# [TASK OBJECTIVE]
Copy each line containing the word "total" from the records that follow, please.
:: PROVIDED INFORMATION ::
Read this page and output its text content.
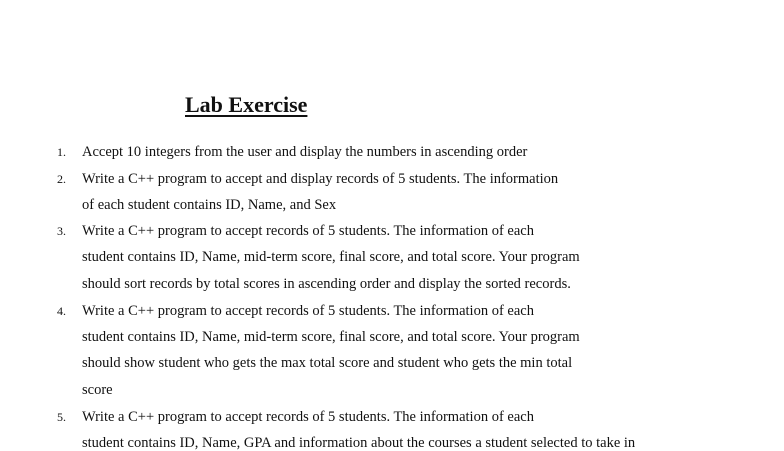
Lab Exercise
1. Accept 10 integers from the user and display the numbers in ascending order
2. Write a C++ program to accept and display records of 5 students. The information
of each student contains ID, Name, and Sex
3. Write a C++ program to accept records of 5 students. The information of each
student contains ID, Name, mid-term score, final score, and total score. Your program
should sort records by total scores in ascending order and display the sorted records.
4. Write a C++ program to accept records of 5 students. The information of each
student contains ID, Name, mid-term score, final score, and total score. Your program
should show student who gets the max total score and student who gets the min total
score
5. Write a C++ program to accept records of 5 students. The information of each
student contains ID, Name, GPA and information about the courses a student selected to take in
:::
# [WRITTEN SOLUTION]
student contains ID, Name, mid-term score, final score, and total score. Your program
should sort records by total scores in ascending order and display the sorted records.
student contains ID, Name, mid-term score, final score, and total score. Your program
should show student who gets the max total score and student who gets the min total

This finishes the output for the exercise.